Objective: Copy the lines of the material below without any change, starting at the line with "row-label: Property and" and ending with the line with "row-value-text: 173,688 —", both included.
**** Records to use
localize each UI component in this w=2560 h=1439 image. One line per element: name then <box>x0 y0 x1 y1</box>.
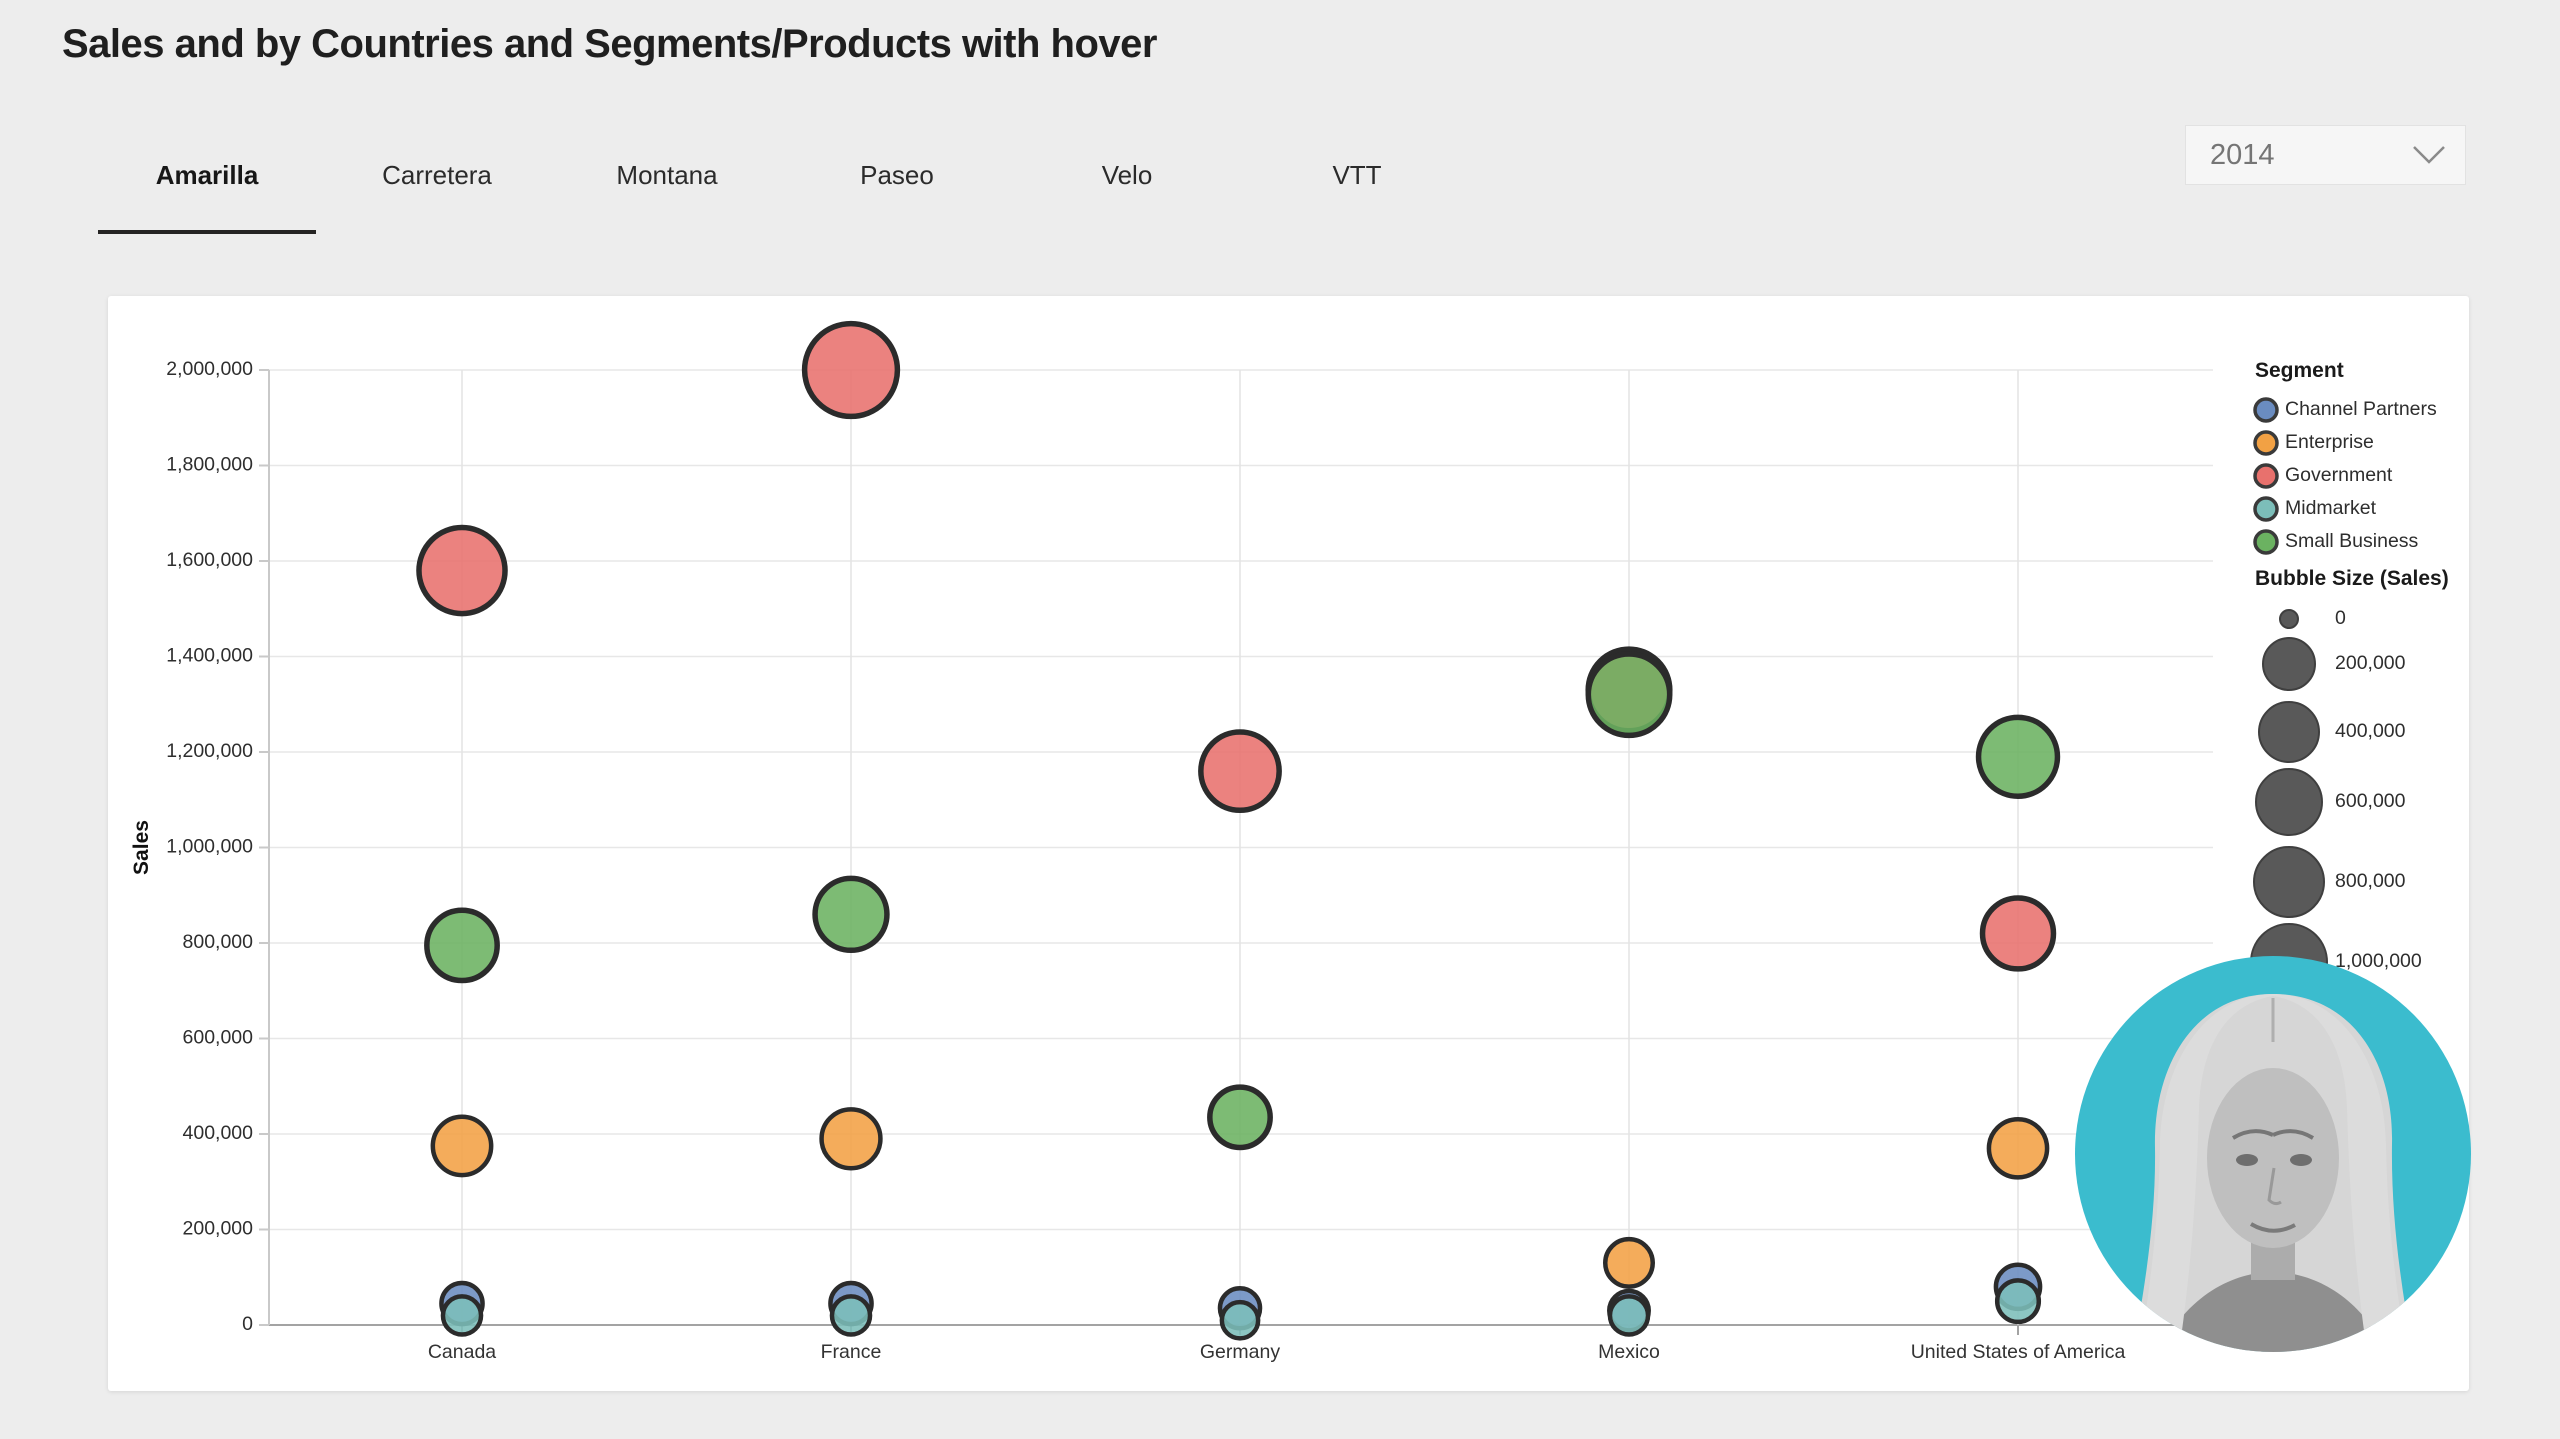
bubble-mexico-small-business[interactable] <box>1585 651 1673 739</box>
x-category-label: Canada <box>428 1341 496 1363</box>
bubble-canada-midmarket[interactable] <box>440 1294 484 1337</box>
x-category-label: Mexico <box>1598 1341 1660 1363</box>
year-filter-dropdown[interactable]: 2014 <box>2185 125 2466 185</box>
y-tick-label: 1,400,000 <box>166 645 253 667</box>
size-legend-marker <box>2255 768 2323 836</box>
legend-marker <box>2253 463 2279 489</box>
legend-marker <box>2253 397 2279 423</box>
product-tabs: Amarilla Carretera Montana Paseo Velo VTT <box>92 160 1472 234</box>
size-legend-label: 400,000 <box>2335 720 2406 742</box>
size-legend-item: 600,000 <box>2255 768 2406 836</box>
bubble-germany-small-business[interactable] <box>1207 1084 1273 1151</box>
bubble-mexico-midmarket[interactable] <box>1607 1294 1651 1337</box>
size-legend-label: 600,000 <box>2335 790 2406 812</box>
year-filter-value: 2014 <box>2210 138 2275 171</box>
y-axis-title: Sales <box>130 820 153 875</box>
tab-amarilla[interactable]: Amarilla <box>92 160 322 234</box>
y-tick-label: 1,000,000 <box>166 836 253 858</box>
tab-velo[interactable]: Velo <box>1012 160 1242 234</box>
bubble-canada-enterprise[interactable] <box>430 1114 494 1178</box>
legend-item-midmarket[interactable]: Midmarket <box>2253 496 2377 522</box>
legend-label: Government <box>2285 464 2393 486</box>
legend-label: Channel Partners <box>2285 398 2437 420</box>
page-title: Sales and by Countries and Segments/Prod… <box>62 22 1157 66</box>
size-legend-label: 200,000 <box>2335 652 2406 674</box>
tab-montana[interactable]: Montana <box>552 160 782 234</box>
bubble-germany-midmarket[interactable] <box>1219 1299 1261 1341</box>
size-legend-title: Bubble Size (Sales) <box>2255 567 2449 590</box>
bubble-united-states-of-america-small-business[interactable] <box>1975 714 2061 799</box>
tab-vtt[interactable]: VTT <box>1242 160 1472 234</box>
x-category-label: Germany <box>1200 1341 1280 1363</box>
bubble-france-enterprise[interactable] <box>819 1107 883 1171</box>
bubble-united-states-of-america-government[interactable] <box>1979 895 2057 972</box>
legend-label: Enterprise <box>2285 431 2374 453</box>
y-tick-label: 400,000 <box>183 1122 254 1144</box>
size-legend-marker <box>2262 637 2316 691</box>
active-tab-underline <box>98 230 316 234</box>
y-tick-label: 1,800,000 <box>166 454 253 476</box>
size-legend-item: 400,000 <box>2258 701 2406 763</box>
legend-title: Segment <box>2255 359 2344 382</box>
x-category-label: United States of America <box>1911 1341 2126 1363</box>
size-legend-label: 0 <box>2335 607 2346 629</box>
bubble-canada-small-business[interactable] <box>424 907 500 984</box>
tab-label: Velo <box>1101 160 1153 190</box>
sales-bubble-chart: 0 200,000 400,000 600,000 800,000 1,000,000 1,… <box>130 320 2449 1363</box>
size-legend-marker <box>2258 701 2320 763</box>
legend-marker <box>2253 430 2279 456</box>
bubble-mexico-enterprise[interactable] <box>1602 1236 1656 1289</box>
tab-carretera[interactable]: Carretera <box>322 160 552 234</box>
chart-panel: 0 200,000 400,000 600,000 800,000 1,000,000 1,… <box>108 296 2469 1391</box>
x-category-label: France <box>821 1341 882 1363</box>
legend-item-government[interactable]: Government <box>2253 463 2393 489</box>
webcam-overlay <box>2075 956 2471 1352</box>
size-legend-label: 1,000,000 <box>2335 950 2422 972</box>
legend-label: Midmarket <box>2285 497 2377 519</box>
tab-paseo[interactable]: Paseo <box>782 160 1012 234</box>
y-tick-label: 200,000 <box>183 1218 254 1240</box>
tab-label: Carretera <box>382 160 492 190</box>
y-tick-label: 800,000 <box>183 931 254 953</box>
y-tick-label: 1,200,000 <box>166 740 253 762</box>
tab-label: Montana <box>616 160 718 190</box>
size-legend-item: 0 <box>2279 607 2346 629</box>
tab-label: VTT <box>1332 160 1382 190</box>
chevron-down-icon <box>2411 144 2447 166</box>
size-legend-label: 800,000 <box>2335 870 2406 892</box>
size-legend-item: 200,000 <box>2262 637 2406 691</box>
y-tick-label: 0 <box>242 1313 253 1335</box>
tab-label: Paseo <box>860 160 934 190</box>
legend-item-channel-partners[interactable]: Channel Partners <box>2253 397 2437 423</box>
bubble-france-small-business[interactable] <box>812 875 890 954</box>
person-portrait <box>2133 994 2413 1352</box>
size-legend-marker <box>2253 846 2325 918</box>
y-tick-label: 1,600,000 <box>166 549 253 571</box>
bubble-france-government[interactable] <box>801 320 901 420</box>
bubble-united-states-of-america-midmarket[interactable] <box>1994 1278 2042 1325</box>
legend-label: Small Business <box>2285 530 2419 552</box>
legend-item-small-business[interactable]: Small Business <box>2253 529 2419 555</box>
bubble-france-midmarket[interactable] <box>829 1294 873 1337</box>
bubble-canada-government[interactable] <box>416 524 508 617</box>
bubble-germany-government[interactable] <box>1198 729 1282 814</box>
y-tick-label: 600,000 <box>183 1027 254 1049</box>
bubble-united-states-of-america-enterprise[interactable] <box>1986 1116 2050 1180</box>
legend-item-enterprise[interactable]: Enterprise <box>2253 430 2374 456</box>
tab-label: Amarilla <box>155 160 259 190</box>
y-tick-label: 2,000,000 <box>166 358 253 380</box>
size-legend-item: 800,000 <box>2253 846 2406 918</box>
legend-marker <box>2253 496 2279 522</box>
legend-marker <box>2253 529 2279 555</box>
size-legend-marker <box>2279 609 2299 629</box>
********
**** Records to use
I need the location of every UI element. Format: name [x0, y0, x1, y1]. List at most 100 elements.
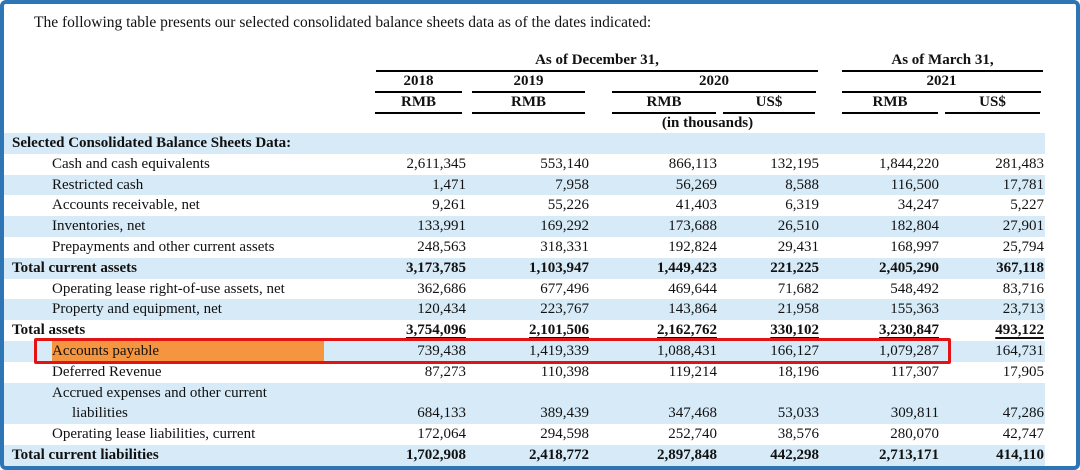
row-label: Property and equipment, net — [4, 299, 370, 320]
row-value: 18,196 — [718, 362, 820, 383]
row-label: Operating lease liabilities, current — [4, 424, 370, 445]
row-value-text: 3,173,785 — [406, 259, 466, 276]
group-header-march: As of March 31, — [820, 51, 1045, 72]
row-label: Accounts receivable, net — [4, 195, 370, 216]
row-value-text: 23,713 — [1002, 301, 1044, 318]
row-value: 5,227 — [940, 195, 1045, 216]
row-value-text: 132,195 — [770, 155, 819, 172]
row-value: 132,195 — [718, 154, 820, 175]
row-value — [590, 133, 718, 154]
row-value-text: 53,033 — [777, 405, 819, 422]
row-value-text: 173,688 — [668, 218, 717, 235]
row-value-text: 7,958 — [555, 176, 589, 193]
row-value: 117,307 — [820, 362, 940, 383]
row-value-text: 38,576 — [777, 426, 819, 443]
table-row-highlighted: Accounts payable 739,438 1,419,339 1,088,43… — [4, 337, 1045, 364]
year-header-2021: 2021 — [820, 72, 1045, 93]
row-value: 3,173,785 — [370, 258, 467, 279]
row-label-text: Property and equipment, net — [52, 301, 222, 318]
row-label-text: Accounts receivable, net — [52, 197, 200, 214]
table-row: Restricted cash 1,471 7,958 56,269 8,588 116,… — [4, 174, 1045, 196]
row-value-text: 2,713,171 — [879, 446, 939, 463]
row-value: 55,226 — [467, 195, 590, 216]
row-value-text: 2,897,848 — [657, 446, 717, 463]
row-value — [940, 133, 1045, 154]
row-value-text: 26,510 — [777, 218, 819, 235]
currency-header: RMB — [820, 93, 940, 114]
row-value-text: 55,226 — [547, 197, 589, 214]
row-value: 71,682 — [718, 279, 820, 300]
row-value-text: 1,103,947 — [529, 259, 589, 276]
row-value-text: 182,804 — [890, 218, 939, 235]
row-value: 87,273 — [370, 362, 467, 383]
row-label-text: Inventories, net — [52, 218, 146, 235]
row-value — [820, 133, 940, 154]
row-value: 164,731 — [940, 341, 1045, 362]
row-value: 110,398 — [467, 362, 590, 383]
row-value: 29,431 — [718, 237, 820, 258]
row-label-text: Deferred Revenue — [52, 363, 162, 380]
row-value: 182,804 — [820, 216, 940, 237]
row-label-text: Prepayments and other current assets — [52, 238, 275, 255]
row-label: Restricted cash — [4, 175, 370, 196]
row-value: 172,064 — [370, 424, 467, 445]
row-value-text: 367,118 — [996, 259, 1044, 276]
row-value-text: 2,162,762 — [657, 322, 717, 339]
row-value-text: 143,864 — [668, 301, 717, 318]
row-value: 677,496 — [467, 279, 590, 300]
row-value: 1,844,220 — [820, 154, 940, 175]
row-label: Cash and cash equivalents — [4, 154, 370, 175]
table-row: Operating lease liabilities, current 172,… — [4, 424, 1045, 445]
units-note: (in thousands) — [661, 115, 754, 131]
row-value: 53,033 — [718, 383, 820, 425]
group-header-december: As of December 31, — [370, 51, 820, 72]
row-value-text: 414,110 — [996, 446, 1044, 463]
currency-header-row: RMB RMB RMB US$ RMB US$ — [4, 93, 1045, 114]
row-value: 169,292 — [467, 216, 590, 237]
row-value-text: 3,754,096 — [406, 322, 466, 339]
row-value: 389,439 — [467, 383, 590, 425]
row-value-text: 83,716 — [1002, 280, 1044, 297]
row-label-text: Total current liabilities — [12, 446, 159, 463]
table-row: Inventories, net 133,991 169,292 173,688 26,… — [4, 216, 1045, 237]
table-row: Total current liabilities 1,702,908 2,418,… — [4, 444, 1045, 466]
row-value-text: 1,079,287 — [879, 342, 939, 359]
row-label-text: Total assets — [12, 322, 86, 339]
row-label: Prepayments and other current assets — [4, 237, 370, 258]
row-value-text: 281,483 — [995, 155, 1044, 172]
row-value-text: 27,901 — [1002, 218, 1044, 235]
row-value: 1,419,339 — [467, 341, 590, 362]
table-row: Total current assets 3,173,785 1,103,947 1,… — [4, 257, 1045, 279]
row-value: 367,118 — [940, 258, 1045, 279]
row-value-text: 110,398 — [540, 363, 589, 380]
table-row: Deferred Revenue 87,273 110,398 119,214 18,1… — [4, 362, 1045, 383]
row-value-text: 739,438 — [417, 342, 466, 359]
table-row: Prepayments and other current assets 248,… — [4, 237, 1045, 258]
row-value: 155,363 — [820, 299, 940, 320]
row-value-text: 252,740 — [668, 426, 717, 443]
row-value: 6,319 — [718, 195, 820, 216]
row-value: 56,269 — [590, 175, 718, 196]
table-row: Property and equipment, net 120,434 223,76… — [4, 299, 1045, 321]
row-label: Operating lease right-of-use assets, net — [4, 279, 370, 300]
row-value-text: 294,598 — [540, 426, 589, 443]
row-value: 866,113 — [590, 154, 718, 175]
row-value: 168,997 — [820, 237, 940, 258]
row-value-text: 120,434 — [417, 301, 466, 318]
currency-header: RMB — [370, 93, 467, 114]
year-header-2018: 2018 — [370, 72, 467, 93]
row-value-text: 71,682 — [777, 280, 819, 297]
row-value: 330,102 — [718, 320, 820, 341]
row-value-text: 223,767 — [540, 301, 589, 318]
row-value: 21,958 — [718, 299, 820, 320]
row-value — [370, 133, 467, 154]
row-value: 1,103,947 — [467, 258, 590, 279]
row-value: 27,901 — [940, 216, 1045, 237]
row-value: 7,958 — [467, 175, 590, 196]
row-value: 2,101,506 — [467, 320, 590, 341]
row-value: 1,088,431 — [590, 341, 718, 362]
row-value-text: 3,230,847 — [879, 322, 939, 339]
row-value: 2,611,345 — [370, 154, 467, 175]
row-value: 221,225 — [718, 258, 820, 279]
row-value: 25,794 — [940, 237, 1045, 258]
********
The reply:
row-label: Property and equipment, net — [4, 299, 370, 320]
row-value: 18,196 — [718, 362, 820, 383]
row-label: Operating lease liabilities, current — [4, 424, 370, 445]
row-value-text: 3,173,785 — [406, 259, 466, 276]
group-header-march: As of March 31, — [820, 51, 1045, 72]
row-label: Accounts receivable, net — [4, 195, 370, 216]
row-value-text: 23,713 — [1002, 301, 1044, 318]
row-value: 5,227 — [940, 195, 1045, 216]
row-value-text: 132,195 — [770, 155, 819, 172]
row-value: 132,195 — [718, 154, 820, 175]
row-value — [590, 133, 718, 154]
row-value-text: 53,033 — [777, 405, 819, 422]
row-value-text: 173,688 — [668, 218, 717, 235]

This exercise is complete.